Work required — Locate every line in the records below that contains the word "Computer", and copy each one.

##### Records for this task

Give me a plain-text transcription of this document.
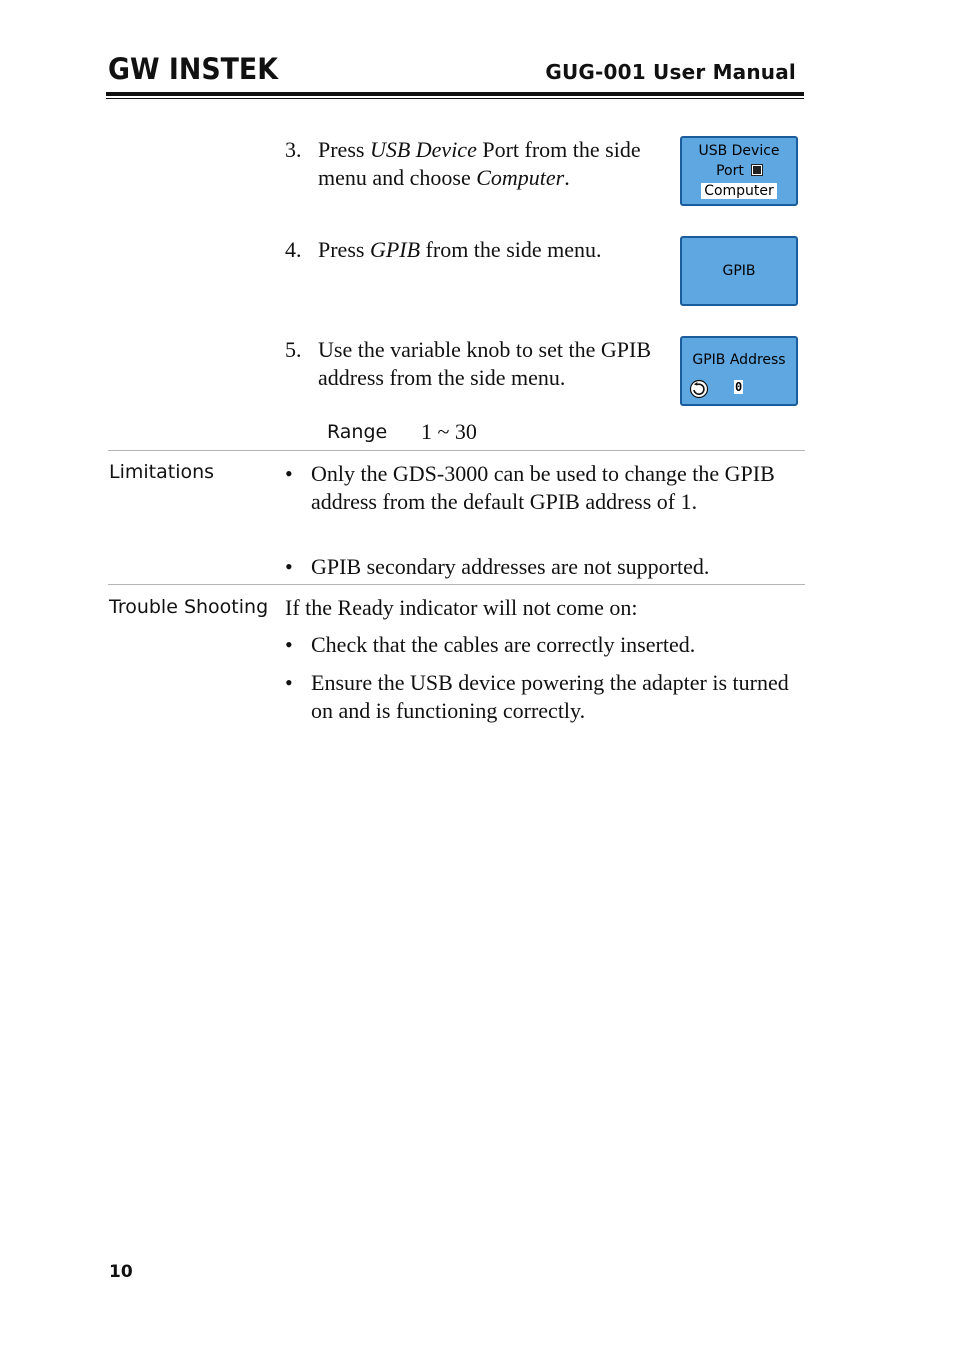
GW INSTEK	GUG-001 User Manual
3. Press USB Device Port from the side menu and choose Computer.
USB Device
Port
Computer
4. Press GPIB from the side menu.
GPIB
5. Use the variable knob to set the GPIB address from the side menu.
GPIB Address
0
Range 1 ~ 30
Limitations	• Only the GDS-3000 can be used to change the GPIB address from the default GPIB address of 1.
• GPIB secondary addresses are not supported.
Trouble Shooting If the Ready indicator will not come on:
• Check that the cables are correctly inserted.
• Ensure the USB device powering the adapter is turned on and is functioning correctly.
10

##########

Exercise response —
3. Press USB Device Port from the side menu and choose Computer.
Computer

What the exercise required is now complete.